* INSTRUCTION *
Return each line of the records with nothing changed, pictures excepted.

* INPUT FOR THIS TASK *
------------------------

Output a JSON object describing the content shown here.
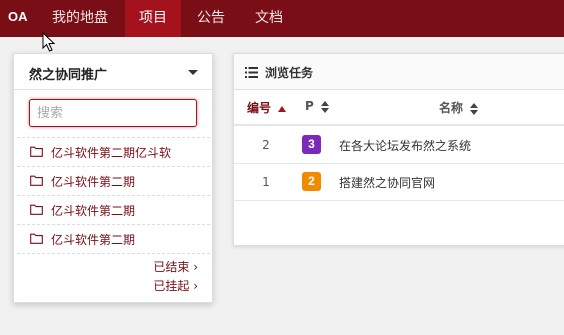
{
  "nav": {
    "brand": "OA",
    "items": [
      {
        "label": "我的地盘",
        "active": false
      },
      {
        "label": "项目",
        "active": true
      },
      {
        "label": "公告",
        "active": false
      },
      {
        "label": "文档",
        "active": false
      }
    ]
  },
  "project_panel": {
    "title": "然之协同推广",
    "search": {
      "placeholder": "搜索",
      "value": ""
    },
    "items": [
      {
        "label": "亿斗软件第二期亿斗软"
      },
      {
        "label": "亿斗软件第二期"
      },
      {
        "label": "亿斗软件第二期"
      },
      {
        "label": "亿斗软件第二期"
      }
    ],
    "links": {
      "finished": "已结束 ›",
      "suspended": "已挂起 ›"
    }
  },
  "task_panel": {
    "title": "浏览任务",
    "columns": {
      "id": "编号",
      "priority": "P",
      "name": "名称"
    },
    "rows": [
      {
        "id": "2",
        "priority": "3",
        "priority_color": "#7b29b8",
        "name": "在各大论坛发布然之系统"
      },
      {
        "id": "1",
        "priority": "2",
        "priority_color": "#f08a00",
        "name": "搭建然之协同官网"
      }
    ]
  },
  "colors": {
    "brand": "#7a0e16",
    "nav_active": "#a4121d"
  }
}
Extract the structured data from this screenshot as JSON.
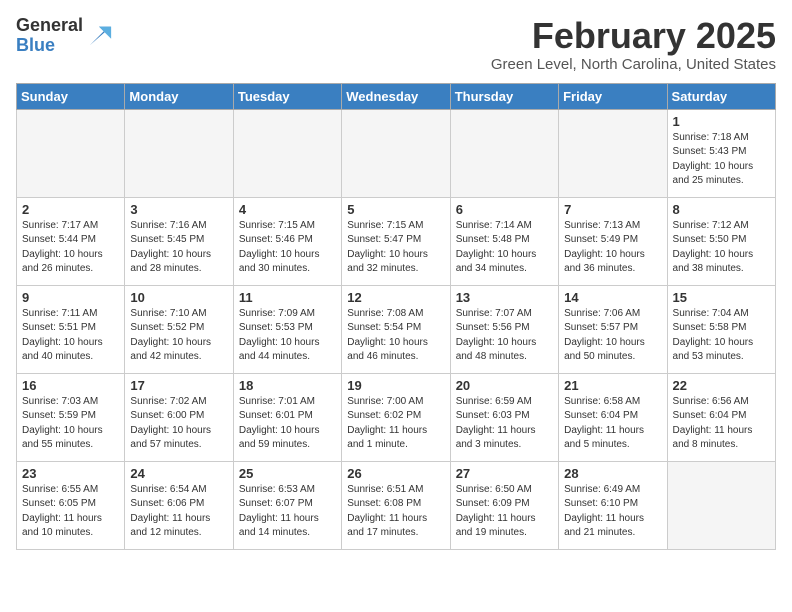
{
  "header": {
    "logo_general": "General",
    "logo_blue": "Blue",
    "title": "February 2025",
    "subtitle": "Green Level, North Carolina, United States"
  },
  "days_of_week": [
    "Sunday",
    "Monday",
    "Tuesday",
    "Wednesday",
    "Thursday",
    "Friday",
    "Saturday"
  ],
  "weeks": [
    [
      {
        "num": "",
        "info": "",
        "empty": true
      },
      {
        "num": "",
        "info": "",
        "empty": true
      },
      {
        "num": "",
        "info": "",
        "empty": true
      },
      {
        "num": "",
        "info": "",
        "empty": true
      },
      {
        "num": "",
        "info": "",
        "empty": true
      },
      {
        "num": "",
        "info": "",
        "empty": true
      },
      {
        "num": "1",
        "info": "Sunrise: 7:18 AM\nSunset: 5:43 PM\nDaylight: 10 hours\nand 25 minutes.",
        "empty": false
      }
    ],
    [
      {
        "num": "2",
        "info": "Sunrise: 7:17 AM\nSunset: 5:44 PM\nDaylight: 10 hours\nand 26 minutes.",
        "empty": false
      },
      {
        "num": "3",
        "info": "Sunrise: 7:16 AM\nSunset: 5:45 PM\nDaylight: 10 hours\nand 28 minutes.",
        "empty": false
      },
      {
        "num": "4",
        "info": "Sunrise: 7:15 AM\nSunset: 5:46 PM\nDaylight: 10 hours\nand 30 minutes.",
        "empty": false
      },
      {
        "num": "5",
        "info": "Sunrise: 7:15 AM\nSunset: 5:47 PM\nDaylight: 10 hours\nand 32 minutes.",
        "empty": false
      },
      {
        "num": "6",
        "info": "Sunrise: 7:14 AM\nSunset: 5:48 PM\nDaylight: 10 hours\nand 34 minutes.",
        "empty": false
      },
      {
        "num": "7",
        "info": "Sunrise: 7:13 AM\nSunset: 5:49 PM\nDaylight: 10 hours\nand 36 minutes.",
        "empty": false
      },
      {
        "num": "8",
        "info": "Sunrise: 7:12 AM\nSunset: 5:50 PM\nDaylight: 10 hours\nand 38 minutes.",
        "empty": false
      }
    ],
    [
      {
        "num": "9",
        "info": "Sunrise: 7:11 AM\nSunset: 5:51 PM\nDaylight: 10 hours\nand 40 minutes.",
        "empty": false
      },
      {
        "num": "10",
        "info": "Sunrise: 7:10 AM\nSunset: 5:52 PM\nDaylight: 10 hours\nand 42 minutes.",
        "empty": false
      },
      {
        "num": "11",
        "info": "Sunrise: 7:09 AM\nSunset: 5:53 PM\nDaylight: 10 hours\nand 44 minutes.",
        "empty": false
      },
      {
        "num": "12",
        "info": "Sunrise: 7:08 AM\nSunset: 5:54 PM\nDaylight: 10 hours\nand 46 minutes.",
        "empty": false
      },
      {
        "num": "13",
        "info": "Sunrise: 7:07 AM\nSunset: 5:56 PM\nDaylight: 10 hours\nand 48 minutes.",
        "empty": false
      },
      {
        "num": "14",
        "info": "Sunrise: 7:06 AM\nSunset: 5:57 PM\nDaylight: 10 hours\nand 50 minutes.",
        "empty": false
      },
      {
        "num": "15",
        "info": "Sunrise: 7:04 AM\nSunset: 5:58 PM\nDaylight: 10 hours\nand 53 minutes.",
        "empty": false
      }
    ],
    [
      {
        "num": "16",
        "info": "Sunrise: 7:03 AM\nSunset: 5:59 PM\nDaylight: 10 hours\nand 55 minutes.",
        "empty": false
      },
      {
        "num": "17",
        "info": "Sunrise: 7:02 AM\nSunset: 6:00 PM\nDaylight: 10 hours\nand 57 minutes.",
        "empty": false
      },
      {
        "num": "18",
        "info": "Sunrise: 7:01 AM\nSunset: 6:01 PM\nDaylight: 10 hours\nand 59 minutes.",
        "empty": false
      },
      {
        "num": "19",
        "info": "Sunrise: 7:00 AM\nSunset: 6:02 PM\nDaylight: 11 hours\nand 1 minute.",
        "empty": false
      },
      {
        "num": "20",
        "info": "Sunrise: 6:59 AM\nSunset: 6:03 PM\nDaylight: 11 hours\nand 3 minutes.",
        "empty": false
      },
      {
        "num": "21",
        "info": "Sunrise: 6:58 AM\nSunset: 6:04 PM\nDaylight: 11 hours\nand 5 minutes.",
        "empty": false
      },
      {
        "num": "22",
        "info": "Sunrise: 6:56 AM\nSunset: 6:04 PM\nDaylight: 11 hours\nand 8 minutes.",
        "empty": false
      }
    ],
    [
      {
        "num": "23",
        "info": "Sunrise: 6:55 AM\nSunset: 6:05 PM\nDaylight: 11 hours\nand 10 minutes.",
        "empty": false
      },
      {
        "num": "24",
        "info": "Sunrise: 6:54 AM\nSunset: 6:06 PM\nDaylight: 11 hours\nand 12 minutes.",
        "empty": false
      },
      {
        "num": "25",
        "info": "Sunrise: 6:53 AM\nSunset: 6:07 PM\nDaylight: 11 hours\nand 14 minutes.",
        "empty": false
      },
      {
        "num": "26",
        "info": "Sunrise: 6:51 AM\nSunset: 6:08 PM\nDaylight: 11 hours\nand 17 minutes.",
        "empty": false
      },
      {
        "num": "27",
        "info": "Sunrise: 6:50 AM\nSunset: 6:09 PM\nDaylight: 11 hours\nand 19 minutes.",
        "empty": false
      },
      {
        "num": "28",
        "info": "Sunrise: 6:49 AM\nSunset: 6:10 PM\nDaylight: 11 hours\nand 21 minutes.",
        "empty": false
      },
      {
        "num": "",
        "info": "",
        "empty": true
      }
    ]
  ]
}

------------------------

* REPLY *
Output a JSON object describing the content shown here.
{
  "nav": {
    "brand": "OA",
    "items": [
      {
        "label": "我的地盘",
        "active": false
      },
      {
        "label": "项目",
        "active": true
      },
      {
        "label": "公告",
        "active": false
      },
      {
        "label": "文档",
        "active": false
      }
    ]
  },
  "project_panel": {
    "title": "然之协同推广",
    "search": {
      "placeholder": "搜索",
      "value": ""
    },
    "items": [
      {
        "label": "亿斗软件第二期亿斗软"
      },
      {
        "label": "亿斗软件第二期"
      },
      {
        "label": "亿斗软件第二期"
      },
      {
        "label": "亿斗软件第二期"
      }
    ],
    "links": {
      "finished": "已结束 ›",
      "suspended": "已挂起 ›"
    }
  },
  "task_panel": {
    "title": "浏览任务",
    "columns": {
      "id": "编号",
      "priority": "P",
      "name": "名称"
    },
    "rows": [
      {
        "id": "2",
        "priority": "3",
        "priority_color": "#7b29b8",
        "name": "在各大论坛发布然之系统"
      },
      {
        "id": "1",
        "priority": "2",
        "priority_color": "#f08a00",
        "name": "搭建然之协同官网"
      }
    ]
  },
  "colors": {
    "brand": "#7a0e16",
    "nav_active": "#a4121d"
  }
}
Extract the structured data from this screenshot as JSON.
{
  "header": {
    "logo_general": "General",
    "logo_blue": "Blue",
    "title": "February 2025",
    "subtitle": "Green Level, North Carolina, United States"
  },
  "days_of_week": [
    "Sunday",
    "Monday",
    "Tuesday",
    "Wednesday",
    "Thursday",
    "Friday",
    "Saturday"
  ],
  "weeks": [
    [
      {
        "num": "",
        "info": "",
        "empty": true
      },
      {
        "num": "",
        "info": "",
        "empty": true
      },
      {
        "num": "",
        "info": "",
        "empty": true
      },
      {
        "num": "",
        "info": "",
        "empty": true
      },
      {
        "num": "",
        "info": "",
        "empty": true
      },
      {
        "num": "",
        "info": "",
        "empty": true
      },
      {
        "num": "1",
        "info": "Sunrise: 7:18 AM\nSunset: 5:43 PM\nDaylight: 10 hours\nand 25 minutes.",
        "empty": false
      }
    ],
    [
      {
        "num": "2",
        "info": "Sunrise: 7:17 AM\nSunset: 5:44 PM\nDaylight: 10 hours\nand 26 minutes.",
        "empty": false
      },
      {
        "num": "3",
        "info": "Sunrise: 7:16 AM\nSunset: 5:45 PM\nDaylight: 10 hours\nand 28 minutes.",
        "empty": false
      },
      {
        "num": "4",
        "info": "Sunrise: 7:15 AM\nSunset: 5:46 PM\nDaylight: 10 hours\nand 30 minutes.",
        "empty": false
      },
      {
        "num": "5",
        "info": "Sunrise: 7:15 AM\nSunset: 5:47 PM\nDaylight: 10 hours\nand 32 minutes.",
        "empty": false
      },
      {
        "num": "6",
        "info": "Sunrise: 7:14 AM\nSunset: 5:48 PM\nDaylight: 10 hours\nand 34 minutes.",
        "empty": false
      },
      {
        "num": "7",
        "info": "Sunrise: 7:13 AM\nSunset: 5:49 PM\nDaylight: 10 hours\nand 36 minutes.",
        "empty": false
      },
      {
        "num": "8",
        "info": "Sunrise: 7:12 AM\nSunset: 5:50 PM\nDaylight: 10 hours\nand 38 minutes.",
        "empty": false
      }
    ],
    [
      {
        "num": "9",
        "info": "Sunrise: 7:11 AM\nSunset: 5:51 PM\nDaylight: 10 hours\nand 40 minutes.",
        "empty": false
      },
      {
        "num": "10",
        "info": "Sunrise: 7:10 AM\nSunset: 5:52 PM\nDaylight: 10 hours\nand 42 minutes.",
        "empty": false
      },
      {
        "num": "11",
        "info": "Sunrise: 7:09 AM\nSunset: 5:53 PM\nDaylight: 10 hours\nand 44 minutes.",
        "empty": false
      },
      {
        "num": "12",
        "info": "Sunrise: 7:08 AM\nSunset: 5:54 PM\nDaylight: 10 hours\nand 46 minutes.",
        "empty": false
      },
      {
        "num": "13",
        "info": "Sunrise: 7:07 AM\nSunset: 5:56 PM\nDaylight: 10 hours\nand 48 minutes.",
        "empty": false
      },
      {
        "num": "14",
        "info": "Sunrise: 7:06 AM\nSunset: 5:57 PM\nDaylight: 10 hours\nand 50 minutes.",
        "empty": false
      },
      {
        "num": "15",
        "info": "Sunrise: 7:04 AM\nSunset: 5:58 PM\nDaylight: 10 hours\nand 53 minutes.",
        "empty": false
      }
    ],
    [
      {
        "num": "16",
        "info": "Sunrise: 7:03 AM\nSunset: 5:59 PM\nDaylight: 10 hours\nand 55 minutes.",
        "empty": false
      },
      {
        "num": "17",
        "info": "Sunrise: 7:02 AM\nSunset: 6:00 PM\nDaylight: 10 hours\nand 57 minutes.",
        "empty": false
      },
      {
        "num": "18",
        "info": "Sunrise: 7:01 AM\nSunset: 6:01 PM\nDaylight: 10 hours\nand 59 minutes.",
        "empty": false
      },
      {
        "num": "19",
        "info": "Sunrise: 7:00 AM\nSunset: 6:02 PM\nDaylight: 11 hours\nand 1 minute.",
        "empty": false
      },
      {
        "num": "20",
        "info": "Sunrise: 6:59 AM\nSunset: 6:03 PM\nDaylight: 11 hours\nand 3 minutes.",
        "empty": false
      },
      {
        "num": "21",
        "info": "Sunrise: 6:58 AM\nSunset: 6:04 PM\nDaylight: 11 hours\nand 5 minutes.",
        "empty": false
      },
      {
        "num": "22",
        "info": "Sunrise: 6:56 AM\nSunset: 6:04 PM\nDaylight: 11 hours\nand 8 minutes.",
        "empty": false
      }
    ],
    [
      {
        "num": "23",
        "info": "Sunrise: 6:55 AM\nSunset: 6:05 PM\nDaylight: 11 hours\nand 10 minutes.",
        "empty": false
      },
      {
        "num": "24",
        "info": "Sunrise: 6:54 AM\nSunset: 6:06 PM\nDaylight: 11 hours\nand 12 minutes.",
        "empty": false
      },
      {
        "num": "25",
        "info": "Sunrise: 6:53 AM\nSunset: 6:07 PM\nDaylight: 11 hours\nand 14 minutes.",
        "empty": false
      },
      {
        "num": "26",
        "info": "Sunrise: 6:51 AM\nSunset: 6:08 PM\nDaylight: 11 hours\nand 17 minutes.",
        "empty": false
      },
      {
        "num": "27",
        "info": "Sunrise: 6:50 AM\nSunset: 6:09 PM\nDaylight: 11 hours\nand 19 minutes.",
        "empty": false
      },
      {
        "num": "28",
        "info": "Sunrise: 6:49 AM\nSunset: 6:10 PM\nDaylight: 11 hours\nand 21 minutes.",
        "empty": false
      },
      {
        "num": "",
        "info": "",
        "empty": true
      }
    ]
  ]
}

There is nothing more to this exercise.